▸ What you are asked to do
Go through the records and copy each line where the word "Interest" occurs.

## Begin The data

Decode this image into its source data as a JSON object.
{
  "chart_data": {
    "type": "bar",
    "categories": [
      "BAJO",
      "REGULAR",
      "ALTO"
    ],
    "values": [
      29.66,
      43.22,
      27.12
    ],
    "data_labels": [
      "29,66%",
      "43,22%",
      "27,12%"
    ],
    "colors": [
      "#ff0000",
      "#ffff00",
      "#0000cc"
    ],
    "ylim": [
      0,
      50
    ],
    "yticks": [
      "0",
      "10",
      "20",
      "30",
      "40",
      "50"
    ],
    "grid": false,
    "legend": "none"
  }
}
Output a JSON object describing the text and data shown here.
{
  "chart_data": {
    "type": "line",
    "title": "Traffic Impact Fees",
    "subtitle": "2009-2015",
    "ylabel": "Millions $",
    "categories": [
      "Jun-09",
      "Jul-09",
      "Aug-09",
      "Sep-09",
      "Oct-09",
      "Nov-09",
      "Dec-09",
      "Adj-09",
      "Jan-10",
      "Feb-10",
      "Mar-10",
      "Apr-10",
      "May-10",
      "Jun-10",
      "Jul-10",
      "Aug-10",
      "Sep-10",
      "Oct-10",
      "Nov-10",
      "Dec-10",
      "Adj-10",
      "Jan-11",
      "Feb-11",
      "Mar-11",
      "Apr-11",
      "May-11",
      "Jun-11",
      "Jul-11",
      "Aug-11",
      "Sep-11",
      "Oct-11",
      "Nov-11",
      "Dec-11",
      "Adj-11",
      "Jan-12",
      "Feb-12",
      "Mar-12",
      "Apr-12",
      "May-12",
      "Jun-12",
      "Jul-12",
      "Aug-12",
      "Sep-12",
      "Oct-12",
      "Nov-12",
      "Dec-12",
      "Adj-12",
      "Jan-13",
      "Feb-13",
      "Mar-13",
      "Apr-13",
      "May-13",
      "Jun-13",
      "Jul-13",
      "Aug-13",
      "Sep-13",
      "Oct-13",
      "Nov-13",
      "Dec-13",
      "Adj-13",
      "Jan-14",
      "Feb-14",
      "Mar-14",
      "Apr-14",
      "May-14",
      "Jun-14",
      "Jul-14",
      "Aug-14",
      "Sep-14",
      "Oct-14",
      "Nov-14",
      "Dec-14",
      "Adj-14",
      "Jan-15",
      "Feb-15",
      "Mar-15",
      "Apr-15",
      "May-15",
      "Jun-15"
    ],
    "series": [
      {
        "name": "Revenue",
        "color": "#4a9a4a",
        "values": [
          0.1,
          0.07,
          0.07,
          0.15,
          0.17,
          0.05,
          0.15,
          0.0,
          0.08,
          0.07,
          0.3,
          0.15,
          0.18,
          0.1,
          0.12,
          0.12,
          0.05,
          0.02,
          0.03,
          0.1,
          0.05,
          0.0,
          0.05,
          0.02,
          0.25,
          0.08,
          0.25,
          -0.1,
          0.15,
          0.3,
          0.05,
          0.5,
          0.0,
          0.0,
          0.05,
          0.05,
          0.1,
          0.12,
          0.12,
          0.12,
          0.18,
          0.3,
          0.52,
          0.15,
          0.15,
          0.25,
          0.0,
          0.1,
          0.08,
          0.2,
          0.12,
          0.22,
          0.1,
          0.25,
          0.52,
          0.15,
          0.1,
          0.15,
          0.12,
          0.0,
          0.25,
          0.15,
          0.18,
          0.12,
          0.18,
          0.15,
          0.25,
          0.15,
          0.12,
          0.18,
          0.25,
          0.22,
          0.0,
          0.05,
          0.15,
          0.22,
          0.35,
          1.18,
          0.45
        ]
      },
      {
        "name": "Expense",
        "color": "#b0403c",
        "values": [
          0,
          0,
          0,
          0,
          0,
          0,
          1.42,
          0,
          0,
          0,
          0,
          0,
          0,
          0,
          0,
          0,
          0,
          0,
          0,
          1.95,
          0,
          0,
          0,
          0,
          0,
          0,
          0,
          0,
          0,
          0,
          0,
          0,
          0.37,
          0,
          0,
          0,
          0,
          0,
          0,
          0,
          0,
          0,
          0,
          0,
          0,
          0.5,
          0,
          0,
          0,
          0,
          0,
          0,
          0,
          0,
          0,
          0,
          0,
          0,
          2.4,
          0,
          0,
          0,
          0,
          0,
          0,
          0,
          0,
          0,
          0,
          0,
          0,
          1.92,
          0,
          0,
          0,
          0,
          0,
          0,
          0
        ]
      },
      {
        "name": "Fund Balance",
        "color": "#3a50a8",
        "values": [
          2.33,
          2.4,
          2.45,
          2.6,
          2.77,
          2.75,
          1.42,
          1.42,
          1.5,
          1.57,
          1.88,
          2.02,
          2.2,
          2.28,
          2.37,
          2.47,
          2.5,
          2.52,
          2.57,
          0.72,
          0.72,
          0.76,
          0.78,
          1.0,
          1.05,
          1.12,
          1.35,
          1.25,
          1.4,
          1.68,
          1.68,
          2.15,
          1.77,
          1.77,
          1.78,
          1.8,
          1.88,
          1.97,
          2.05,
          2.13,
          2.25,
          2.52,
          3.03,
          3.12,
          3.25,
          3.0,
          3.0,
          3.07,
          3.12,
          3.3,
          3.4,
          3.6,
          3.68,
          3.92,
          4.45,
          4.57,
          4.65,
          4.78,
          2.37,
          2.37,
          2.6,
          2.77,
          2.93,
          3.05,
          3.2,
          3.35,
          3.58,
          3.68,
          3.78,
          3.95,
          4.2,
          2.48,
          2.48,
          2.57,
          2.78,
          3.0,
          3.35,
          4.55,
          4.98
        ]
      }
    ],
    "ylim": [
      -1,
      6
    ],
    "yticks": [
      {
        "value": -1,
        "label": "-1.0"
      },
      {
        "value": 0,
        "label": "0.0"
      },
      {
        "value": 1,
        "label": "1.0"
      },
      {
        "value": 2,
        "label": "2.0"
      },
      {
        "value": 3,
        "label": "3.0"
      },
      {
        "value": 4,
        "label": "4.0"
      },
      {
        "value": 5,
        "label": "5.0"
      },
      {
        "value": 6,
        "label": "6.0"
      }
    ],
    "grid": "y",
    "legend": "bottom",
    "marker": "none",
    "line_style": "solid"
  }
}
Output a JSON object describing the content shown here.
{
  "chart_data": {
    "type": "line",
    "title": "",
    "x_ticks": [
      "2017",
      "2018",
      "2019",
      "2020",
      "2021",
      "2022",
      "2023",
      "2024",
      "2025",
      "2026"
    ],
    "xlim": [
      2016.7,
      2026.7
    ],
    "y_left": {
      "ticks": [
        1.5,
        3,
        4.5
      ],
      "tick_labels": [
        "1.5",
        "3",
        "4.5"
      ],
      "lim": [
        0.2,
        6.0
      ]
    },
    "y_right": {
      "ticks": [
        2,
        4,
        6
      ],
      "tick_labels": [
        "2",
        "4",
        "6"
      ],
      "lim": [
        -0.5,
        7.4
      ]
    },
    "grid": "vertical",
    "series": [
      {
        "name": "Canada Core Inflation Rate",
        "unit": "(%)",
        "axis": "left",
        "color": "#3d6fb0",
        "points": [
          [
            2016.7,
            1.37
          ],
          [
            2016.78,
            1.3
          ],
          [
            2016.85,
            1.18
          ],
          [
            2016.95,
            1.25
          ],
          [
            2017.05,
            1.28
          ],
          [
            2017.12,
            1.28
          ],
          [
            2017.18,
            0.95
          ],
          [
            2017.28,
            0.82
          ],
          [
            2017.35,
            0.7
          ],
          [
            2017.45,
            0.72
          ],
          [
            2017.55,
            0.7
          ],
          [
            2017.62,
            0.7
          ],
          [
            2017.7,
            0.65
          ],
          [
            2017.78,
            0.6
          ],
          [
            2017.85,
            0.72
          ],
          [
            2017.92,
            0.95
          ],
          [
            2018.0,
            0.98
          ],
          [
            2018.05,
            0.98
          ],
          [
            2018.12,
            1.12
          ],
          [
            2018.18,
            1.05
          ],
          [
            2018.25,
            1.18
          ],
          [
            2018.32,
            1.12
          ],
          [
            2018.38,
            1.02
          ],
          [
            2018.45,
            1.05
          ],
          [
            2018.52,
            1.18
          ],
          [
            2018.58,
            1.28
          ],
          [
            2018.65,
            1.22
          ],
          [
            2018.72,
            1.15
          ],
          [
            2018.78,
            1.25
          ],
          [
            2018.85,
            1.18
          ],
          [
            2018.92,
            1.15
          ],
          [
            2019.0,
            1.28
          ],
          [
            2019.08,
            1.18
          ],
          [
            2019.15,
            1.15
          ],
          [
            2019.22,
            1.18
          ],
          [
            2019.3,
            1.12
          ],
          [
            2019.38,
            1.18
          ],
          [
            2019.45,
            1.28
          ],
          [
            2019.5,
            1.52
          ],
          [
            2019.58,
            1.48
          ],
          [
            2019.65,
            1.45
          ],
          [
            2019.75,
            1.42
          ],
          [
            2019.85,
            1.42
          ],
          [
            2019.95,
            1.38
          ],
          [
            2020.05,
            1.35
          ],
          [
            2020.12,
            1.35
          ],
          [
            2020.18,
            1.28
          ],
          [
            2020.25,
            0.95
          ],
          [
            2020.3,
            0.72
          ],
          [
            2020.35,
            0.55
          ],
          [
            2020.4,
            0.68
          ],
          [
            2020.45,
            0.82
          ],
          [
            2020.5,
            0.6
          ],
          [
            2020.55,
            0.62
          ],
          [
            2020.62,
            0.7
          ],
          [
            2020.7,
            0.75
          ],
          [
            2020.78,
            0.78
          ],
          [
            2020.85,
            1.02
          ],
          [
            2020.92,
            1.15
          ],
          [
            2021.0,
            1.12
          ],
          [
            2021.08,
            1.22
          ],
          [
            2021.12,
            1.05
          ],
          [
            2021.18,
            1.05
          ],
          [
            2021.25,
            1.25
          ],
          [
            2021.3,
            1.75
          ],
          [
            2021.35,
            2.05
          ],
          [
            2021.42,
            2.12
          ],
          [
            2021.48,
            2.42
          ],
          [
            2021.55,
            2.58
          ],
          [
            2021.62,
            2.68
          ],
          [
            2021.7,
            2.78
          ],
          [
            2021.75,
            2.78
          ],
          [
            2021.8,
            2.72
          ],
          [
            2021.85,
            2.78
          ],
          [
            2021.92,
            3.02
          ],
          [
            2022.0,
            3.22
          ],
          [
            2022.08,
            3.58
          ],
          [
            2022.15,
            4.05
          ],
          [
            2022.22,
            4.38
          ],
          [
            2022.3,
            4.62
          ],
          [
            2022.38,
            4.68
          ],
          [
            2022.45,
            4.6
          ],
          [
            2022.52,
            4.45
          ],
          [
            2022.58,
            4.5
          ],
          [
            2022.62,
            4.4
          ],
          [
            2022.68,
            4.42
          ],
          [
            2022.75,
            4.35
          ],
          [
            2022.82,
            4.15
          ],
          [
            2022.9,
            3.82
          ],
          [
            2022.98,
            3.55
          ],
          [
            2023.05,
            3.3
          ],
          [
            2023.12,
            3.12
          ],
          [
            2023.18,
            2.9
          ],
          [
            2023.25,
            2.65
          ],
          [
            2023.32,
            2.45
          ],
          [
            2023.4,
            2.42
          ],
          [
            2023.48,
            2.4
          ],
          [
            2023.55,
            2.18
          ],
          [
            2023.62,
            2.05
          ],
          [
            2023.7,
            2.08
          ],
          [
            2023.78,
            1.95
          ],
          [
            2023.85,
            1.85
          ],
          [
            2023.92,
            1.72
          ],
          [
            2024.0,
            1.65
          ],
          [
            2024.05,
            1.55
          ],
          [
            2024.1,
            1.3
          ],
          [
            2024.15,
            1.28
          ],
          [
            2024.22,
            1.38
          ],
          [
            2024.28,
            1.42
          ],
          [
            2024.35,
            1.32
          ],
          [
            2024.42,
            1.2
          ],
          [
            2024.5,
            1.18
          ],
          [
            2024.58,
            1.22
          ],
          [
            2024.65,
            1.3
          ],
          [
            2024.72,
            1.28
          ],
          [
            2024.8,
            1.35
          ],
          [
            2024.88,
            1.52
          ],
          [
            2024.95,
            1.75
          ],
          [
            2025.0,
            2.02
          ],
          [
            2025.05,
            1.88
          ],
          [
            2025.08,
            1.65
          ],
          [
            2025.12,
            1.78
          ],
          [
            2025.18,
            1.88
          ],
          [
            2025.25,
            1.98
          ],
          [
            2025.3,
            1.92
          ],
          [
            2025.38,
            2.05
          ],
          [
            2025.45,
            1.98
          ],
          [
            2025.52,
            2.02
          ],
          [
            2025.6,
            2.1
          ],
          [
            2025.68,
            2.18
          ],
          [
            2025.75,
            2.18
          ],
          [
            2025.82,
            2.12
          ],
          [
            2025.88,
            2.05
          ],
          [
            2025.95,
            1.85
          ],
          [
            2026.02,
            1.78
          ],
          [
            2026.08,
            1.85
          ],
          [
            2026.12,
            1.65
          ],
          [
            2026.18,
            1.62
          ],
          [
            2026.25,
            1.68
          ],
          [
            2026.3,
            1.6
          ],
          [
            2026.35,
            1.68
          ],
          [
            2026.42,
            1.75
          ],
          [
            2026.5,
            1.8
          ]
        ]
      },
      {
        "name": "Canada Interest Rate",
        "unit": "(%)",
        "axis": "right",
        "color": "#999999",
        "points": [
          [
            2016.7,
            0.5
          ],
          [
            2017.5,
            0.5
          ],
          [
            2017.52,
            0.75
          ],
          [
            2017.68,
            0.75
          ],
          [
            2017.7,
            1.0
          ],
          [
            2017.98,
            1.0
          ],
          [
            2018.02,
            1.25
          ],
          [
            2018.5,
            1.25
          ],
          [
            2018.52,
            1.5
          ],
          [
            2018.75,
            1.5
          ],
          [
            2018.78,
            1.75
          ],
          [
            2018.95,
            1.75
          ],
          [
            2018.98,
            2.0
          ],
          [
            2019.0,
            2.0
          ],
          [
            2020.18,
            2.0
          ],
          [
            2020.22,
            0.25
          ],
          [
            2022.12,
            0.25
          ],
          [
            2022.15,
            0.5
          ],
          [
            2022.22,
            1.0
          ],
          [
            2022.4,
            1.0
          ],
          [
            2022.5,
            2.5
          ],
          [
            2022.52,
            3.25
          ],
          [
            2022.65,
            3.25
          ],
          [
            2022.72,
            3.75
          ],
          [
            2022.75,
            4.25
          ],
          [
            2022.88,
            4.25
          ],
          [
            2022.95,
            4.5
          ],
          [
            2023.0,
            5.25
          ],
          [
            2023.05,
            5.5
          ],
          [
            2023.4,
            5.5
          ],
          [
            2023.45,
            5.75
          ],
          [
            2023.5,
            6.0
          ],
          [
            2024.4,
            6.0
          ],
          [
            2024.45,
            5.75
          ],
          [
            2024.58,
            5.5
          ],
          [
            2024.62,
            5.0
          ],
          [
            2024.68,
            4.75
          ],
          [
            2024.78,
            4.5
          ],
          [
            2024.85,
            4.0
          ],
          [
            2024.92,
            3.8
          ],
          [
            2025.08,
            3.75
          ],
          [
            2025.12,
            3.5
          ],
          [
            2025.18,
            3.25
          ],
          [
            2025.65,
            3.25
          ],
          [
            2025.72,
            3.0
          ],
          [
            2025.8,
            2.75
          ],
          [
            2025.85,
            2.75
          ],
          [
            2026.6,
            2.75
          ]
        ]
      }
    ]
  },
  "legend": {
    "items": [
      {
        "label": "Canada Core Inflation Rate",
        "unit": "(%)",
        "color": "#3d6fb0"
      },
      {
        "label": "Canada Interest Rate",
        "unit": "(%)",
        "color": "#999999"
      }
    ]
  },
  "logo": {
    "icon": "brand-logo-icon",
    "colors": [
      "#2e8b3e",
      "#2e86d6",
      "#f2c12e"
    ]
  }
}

## End The data

▸ Written reply
        "name": "Canada Interest Rate",
        "label": "Canada Interest Rate",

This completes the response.